If your "thinking highly" included thinking that I'd let that [numerous 
expletives deleted] assertion of yours right at the start of your point 3 
pass unchallenged, you most definitely have another think coming.

> Confronting Lisp may have had a deleterious effect on your thinking. As

Judging on claims made by many lisp advocates on this thread, I fully
understand your fears that having anything to do with lisp may have
deleterious effects on one's thinking.  Even the most urbane of lispers,
for example, has at one point attacked the carefully presented conclusions 
I was explaining about my long-ago experiences by claiming that the
opinions I had formed thereby *were not opinions* (!!!) -- whatever he
meant by that (and he didn't mean they were FACTS rather than just
OPINIONS -- he was trying to *diss* my opinions by claiming they
were not opinions, "just fears").  And that's the GOOD guy...!-)

> to me being clueless, that may be true, although I have my doubts.

Please read my words as carefully as I write them, thanks.  They're
accurately quoted above: I say you SEEM to be successfully POSING
as one.  Whether somebody might possibly BE so clueless as to
state the first sentence in your point 3 in all sincerity, at this point of
the thread, I have more serious doubts -- I guess I shouldn't be setting
any arbitrary limits to possible human follies -- but a perhaps more
reasonable working hypothesis is one of a deliberate bid to rekindle
flamewars that might otherwise be about to die thanks to general
exhaustion of contenders.

> Clear cogent arguments advancing your views might provide me with a
> clue.

I kid myself that most of the many thousands of lines I've posted to
this thread were parts of reasonably clear and cogent arguments.  How
many more thousands of lines "might provide you with a clue", I don't
know, but there ARE limits to my patience and availability.


> > I guess I'm just about ready to drop
> > off this interminable thread, except presumably for whatever
> > further dismantling of insults, FUD and disinformation I just
> > can't resist.
>
> Please resist.

Please don't post sentences such as the leading one of your point
3, *UNLESS* you're doing your best to keep the flamewar alive.  Isn't
that utterly and totally obvious?


> >> 5. Use Ruby, be happy.
> >
> > I earnestly hope you'll start a new cross-thread between c.l.lisp and
> > c.l.ruby about first-class functions, macros, case sensitivity, regular
> > expressions as inherently embedded in the language, and whatever
> > else can most enflame them -- please leave c.l.ruby out of it, tx.

- _Source excerpt_
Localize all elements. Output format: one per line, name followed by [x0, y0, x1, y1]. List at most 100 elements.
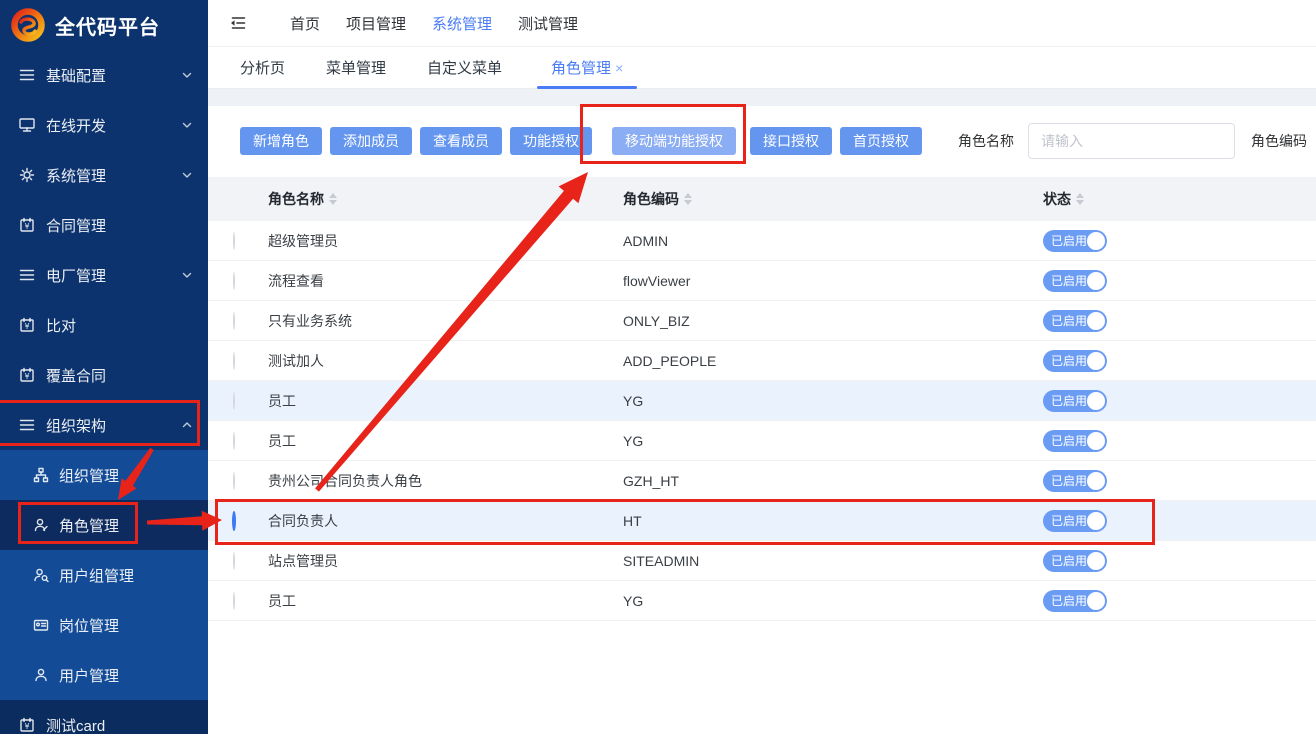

- _Job 1_
In the newsgroup reply about Lisp, what does the writer consider the more reasonable working hypothesis for the first sentence of the other poster's point 3?
- _Job 2_
Carry on the newsgroup reply about Lisp from the point where it stops.

- _Output 1_
It is a deliberate bid to rekindle flamewars that might otherwise die out from the general exhaustion of the contenders.

- _Output 2_
>
> I have nothing against Lisp or Scheme (I'm learning both). I have
> nothing against Ruby either (Ruby is my favorite language and the first
> one I started learning). It has the advantage of not considering other
> programming languages a waste of time. I have never heard a Ruby
> programmer complain about others "wasting" their efforts on other
> programming languages. I have heard such talk from Python people. So
> what is it with the Python people?

I have never seen a Python person claim that Python is the ONLY programming
language that should be considered for any possible programming endeavour
whatsoever (neither have I seen Ruby people claiming that).  I *HAVE* rather
often seen lispers making exactly such an outrageous claim, including many of
them on this thread.  Therefore, your targeting such an accusation of "one
true wayism" against Pythonistas, rather than against lispers, is ridiculous 
to the point of making it just too difficult for me to accept that you may be 
in good faith in making it: in other words, your "successful posing" above 
hypothesized appears now to have developed a crack in its facade, and you
show up as deliberately trying to pick fights -- be it against me personally,
against all Pythonistas, or whatever.

To dot the i's and cross the t's: Pythonistas' general consensus is that one 
programming language isn't best for ALL conceivable tasks whatsoever.  If
so, then one may still consistently think that one particular person is likely 
to be wasting their time for a particular combination of task and language --
e.g., if somebody was desperately striving to learn RPG-2 in order to
program an interacive website, I might well opine that they're wasting their
time and energy, and perhaps let him know of my opinion -- that there are
far better ways for him to invest his time and energy, learning languages
that are more accessible and pragmatically suited for the task.  However, it
is not consistent with a "horses for courses" attitude, to think that _ALL_
time spent learning or using other languages must be wasted: and indeed,
you'll often find Pythonistas recommending other languages to querants,
either for purposes of learning or when the querant claims they just cannot
live with some Python trait (e.g. dynamic typing) and thus demands that it
be changed.

OTOH, a language which has a substantial number of proponents claiming
it's the best for EVERY task, will consistently have those proponents holding
the opinion that dabbling in any other language must be a waste of time.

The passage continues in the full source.